Chart and figure data
╔══

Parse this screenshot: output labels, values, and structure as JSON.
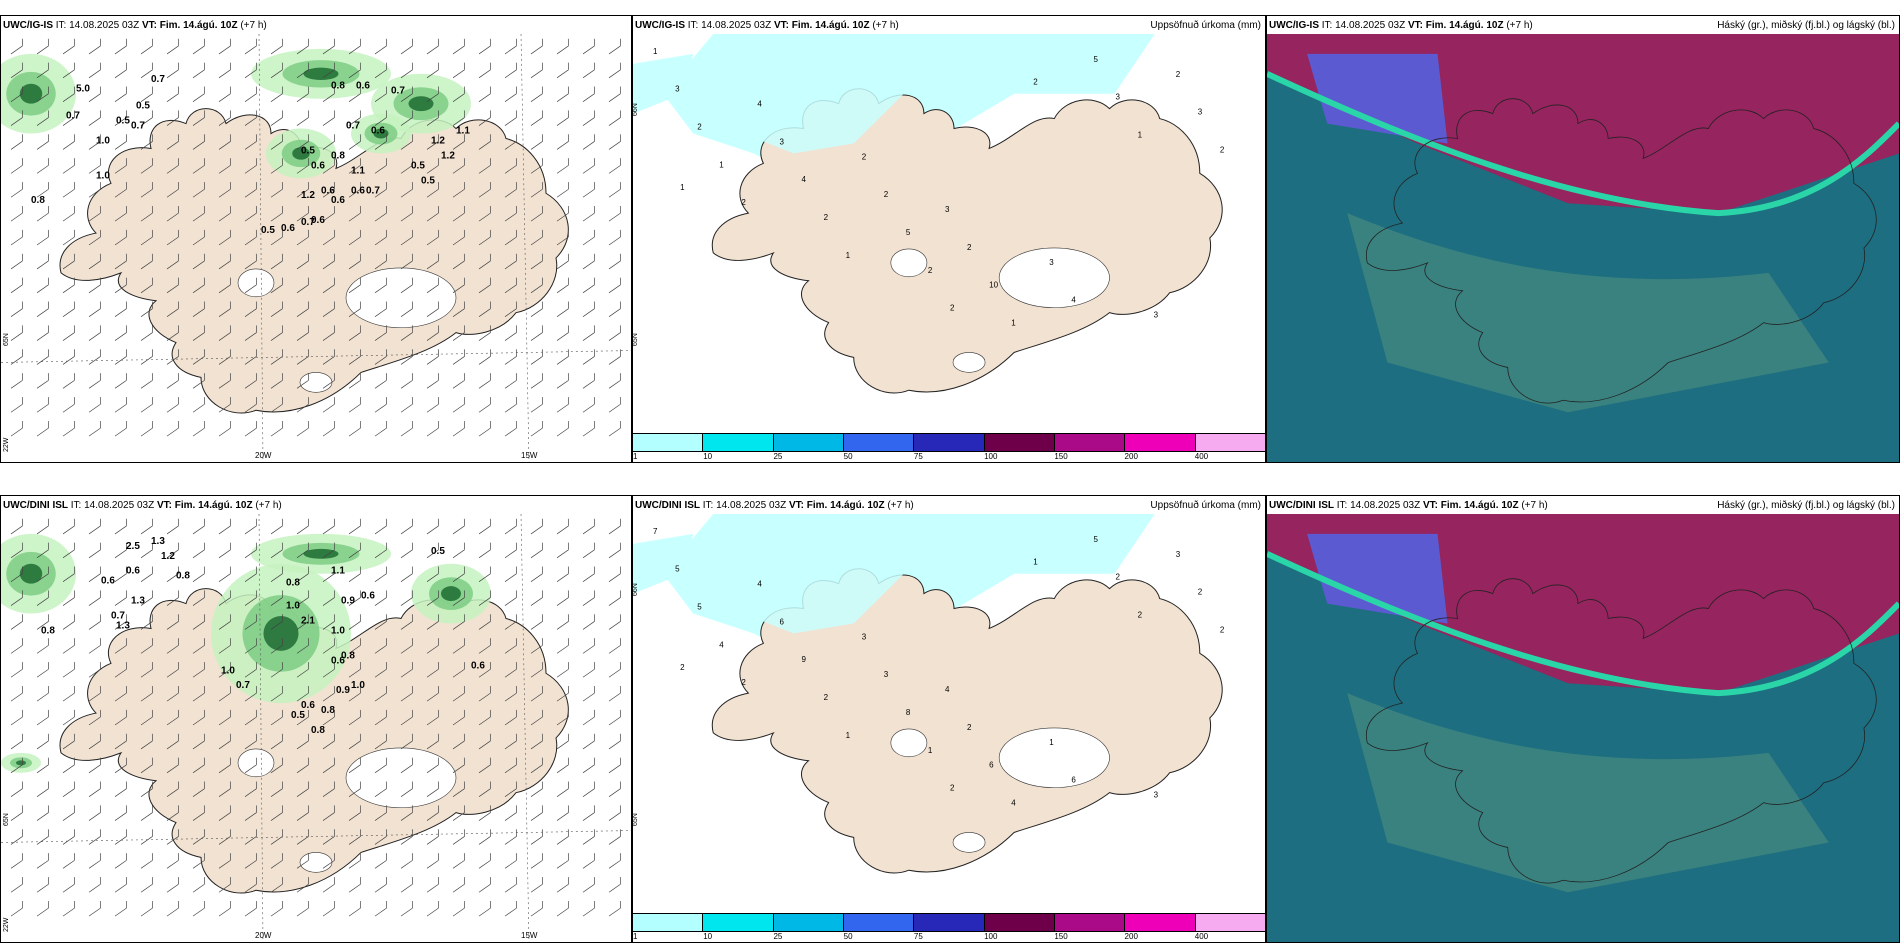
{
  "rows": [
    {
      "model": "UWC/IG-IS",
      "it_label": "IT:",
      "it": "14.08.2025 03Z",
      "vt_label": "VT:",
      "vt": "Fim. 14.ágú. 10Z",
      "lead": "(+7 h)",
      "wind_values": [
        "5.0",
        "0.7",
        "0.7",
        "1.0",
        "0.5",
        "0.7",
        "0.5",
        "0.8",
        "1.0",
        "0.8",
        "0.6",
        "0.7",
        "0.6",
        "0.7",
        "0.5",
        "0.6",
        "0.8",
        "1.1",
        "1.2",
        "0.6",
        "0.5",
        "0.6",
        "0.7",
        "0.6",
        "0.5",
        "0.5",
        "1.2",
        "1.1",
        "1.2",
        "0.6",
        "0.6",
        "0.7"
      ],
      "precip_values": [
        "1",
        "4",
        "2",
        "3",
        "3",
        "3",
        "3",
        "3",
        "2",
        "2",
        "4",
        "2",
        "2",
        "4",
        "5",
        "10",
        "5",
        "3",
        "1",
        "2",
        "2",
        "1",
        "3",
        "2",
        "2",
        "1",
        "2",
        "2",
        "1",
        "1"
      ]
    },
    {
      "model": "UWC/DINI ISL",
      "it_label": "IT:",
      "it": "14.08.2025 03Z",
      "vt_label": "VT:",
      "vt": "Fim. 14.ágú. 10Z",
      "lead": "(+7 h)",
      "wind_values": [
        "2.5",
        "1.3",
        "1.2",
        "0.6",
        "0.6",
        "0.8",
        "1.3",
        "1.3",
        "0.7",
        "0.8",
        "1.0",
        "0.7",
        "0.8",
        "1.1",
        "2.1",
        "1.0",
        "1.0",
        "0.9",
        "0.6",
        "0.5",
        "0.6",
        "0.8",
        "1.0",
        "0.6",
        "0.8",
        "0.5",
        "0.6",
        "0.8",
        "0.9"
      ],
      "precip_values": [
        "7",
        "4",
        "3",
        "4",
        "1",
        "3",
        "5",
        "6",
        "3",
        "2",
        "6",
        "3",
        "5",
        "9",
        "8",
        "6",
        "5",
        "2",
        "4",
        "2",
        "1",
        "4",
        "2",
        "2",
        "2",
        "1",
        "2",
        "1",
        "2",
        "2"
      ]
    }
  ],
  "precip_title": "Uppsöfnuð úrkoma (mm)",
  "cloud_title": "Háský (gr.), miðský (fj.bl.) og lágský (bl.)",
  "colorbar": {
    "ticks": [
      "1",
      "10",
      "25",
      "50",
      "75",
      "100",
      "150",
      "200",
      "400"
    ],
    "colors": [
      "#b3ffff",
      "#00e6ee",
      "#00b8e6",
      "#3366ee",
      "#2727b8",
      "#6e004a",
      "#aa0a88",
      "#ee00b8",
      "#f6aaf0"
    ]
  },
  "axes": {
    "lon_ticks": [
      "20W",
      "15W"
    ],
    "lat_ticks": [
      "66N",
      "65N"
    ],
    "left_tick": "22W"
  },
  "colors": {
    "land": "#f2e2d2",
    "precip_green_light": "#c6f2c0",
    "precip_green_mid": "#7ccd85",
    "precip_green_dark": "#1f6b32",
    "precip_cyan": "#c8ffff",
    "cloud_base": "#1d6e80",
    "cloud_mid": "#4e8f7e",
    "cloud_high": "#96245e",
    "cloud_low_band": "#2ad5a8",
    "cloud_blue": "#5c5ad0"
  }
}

╚══
╔══

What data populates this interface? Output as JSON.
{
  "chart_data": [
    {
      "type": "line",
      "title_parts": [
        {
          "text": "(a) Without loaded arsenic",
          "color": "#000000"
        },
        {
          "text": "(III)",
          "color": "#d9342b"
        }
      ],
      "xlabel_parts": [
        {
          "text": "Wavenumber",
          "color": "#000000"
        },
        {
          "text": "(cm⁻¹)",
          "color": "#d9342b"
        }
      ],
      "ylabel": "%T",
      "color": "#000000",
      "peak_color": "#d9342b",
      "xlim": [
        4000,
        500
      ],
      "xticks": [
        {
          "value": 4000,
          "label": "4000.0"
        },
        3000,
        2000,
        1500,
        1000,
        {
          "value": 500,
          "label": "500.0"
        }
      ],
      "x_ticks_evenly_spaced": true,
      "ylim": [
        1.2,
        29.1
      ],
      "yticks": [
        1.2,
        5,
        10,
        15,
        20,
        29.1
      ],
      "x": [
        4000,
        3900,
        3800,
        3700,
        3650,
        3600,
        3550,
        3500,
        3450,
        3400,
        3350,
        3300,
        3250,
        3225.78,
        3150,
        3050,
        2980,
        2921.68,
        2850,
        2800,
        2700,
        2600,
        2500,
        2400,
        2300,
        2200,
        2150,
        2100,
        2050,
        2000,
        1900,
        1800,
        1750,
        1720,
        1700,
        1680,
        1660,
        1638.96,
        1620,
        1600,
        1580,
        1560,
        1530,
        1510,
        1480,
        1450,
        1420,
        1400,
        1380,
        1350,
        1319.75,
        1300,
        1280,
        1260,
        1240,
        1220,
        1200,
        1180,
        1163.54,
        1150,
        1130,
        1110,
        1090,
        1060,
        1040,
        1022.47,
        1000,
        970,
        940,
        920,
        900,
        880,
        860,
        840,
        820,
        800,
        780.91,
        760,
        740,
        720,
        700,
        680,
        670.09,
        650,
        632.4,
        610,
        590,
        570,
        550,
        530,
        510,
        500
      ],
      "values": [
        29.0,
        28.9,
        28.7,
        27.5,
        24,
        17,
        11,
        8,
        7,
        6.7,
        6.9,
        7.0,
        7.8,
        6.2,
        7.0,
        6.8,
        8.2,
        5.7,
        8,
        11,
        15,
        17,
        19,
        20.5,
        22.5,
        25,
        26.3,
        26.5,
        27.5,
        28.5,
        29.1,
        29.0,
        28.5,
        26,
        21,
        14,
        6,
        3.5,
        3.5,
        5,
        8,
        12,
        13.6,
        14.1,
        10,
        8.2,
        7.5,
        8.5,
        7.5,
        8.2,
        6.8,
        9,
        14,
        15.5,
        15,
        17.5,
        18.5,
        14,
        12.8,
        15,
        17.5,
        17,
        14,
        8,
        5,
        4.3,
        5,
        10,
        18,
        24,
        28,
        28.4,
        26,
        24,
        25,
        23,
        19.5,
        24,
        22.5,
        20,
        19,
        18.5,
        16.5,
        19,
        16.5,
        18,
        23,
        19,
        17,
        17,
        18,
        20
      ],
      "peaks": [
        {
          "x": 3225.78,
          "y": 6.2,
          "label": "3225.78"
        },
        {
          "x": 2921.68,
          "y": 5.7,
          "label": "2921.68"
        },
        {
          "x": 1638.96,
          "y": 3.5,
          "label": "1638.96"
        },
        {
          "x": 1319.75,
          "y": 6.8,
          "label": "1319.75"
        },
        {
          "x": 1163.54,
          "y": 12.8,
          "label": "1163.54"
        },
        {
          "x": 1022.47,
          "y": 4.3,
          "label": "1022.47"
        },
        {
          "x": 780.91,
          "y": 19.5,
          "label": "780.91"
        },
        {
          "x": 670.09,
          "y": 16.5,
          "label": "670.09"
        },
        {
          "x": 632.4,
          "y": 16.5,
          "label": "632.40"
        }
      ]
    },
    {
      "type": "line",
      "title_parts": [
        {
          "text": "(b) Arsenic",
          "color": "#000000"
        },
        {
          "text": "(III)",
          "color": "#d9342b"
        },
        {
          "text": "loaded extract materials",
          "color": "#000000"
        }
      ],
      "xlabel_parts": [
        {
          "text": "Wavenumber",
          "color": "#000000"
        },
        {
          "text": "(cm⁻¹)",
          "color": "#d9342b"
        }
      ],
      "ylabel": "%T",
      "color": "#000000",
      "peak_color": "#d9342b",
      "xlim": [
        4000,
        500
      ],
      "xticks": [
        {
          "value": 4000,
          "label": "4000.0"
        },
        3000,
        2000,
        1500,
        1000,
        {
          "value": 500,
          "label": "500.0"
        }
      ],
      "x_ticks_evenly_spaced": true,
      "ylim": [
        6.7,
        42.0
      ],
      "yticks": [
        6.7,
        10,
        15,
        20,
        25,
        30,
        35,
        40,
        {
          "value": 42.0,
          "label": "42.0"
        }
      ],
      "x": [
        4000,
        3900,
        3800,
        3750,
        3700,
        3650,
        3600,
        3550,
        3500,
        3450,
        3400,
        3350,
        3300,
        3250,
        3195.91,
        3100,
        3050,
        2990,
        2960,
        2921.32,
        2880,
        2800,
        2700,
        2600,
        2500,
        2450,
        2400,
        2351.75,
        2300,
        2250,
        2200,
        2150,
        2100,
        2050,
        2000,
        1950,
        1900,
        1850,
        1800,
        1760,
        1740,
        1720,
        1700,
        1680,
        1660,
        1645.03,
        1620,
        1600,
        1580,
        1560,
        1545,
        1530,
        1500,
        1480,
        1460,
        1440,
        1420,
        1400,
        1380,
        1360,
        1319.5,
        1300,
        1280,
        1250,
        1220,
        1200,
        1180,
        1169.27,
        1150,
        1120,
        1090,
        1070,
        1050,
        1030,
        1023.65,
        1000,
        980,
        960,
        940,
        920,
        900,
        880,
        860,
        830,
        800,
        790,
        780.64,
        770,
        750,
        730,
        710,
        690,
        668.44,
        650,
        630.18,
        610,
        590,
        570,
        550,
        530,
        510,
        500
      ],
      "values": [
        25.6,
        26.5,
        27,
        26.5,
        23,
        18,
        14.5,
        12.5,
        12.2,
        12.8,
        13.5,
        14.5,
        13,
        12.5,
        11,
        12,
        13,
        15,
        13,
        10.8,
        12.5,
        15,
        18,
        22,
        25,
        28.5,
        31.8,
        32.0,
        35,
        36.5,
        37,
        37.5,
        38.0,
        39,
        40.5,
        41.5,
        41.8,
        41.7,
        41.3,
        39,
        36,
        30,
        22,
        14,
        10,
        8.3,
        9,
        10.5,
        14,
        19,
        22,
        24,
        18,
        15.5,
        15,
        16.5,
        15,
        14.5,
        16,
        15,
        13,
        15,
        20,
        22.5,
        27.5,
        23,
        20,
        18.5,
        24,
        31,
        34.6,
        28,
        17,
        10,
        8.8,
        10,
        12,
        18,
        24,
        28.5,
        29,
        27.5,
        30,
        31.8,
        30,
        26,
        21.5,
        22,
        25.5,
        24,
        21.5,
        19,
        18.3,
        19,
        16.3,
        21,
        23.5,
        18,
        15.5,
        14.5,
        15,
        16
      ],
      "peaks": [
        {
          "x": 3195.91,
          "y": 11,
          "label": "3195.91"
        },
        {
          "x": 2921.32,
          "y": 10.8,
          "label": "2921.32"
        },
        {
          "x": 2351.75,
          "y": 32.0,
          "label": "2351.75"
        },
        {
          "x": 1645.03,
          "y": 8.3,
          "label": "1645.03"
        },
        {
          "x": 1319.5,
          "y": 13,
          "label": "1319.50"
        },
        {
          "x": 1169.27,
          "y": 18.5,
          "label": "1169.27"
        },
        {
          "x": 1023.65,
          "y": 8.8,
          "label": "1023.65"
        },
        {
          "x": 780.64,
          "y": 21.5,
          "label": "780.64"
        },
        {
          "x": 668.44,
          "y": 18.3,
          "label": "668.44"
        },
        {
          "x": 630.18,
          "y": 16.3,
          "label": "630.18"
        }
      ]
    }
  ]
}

╚══

Using the records above, list each line that includes "loaded".

### [Solution to this task]
          "text": "(a) Without loaded arsenic",
          "text": "loaded extract materials",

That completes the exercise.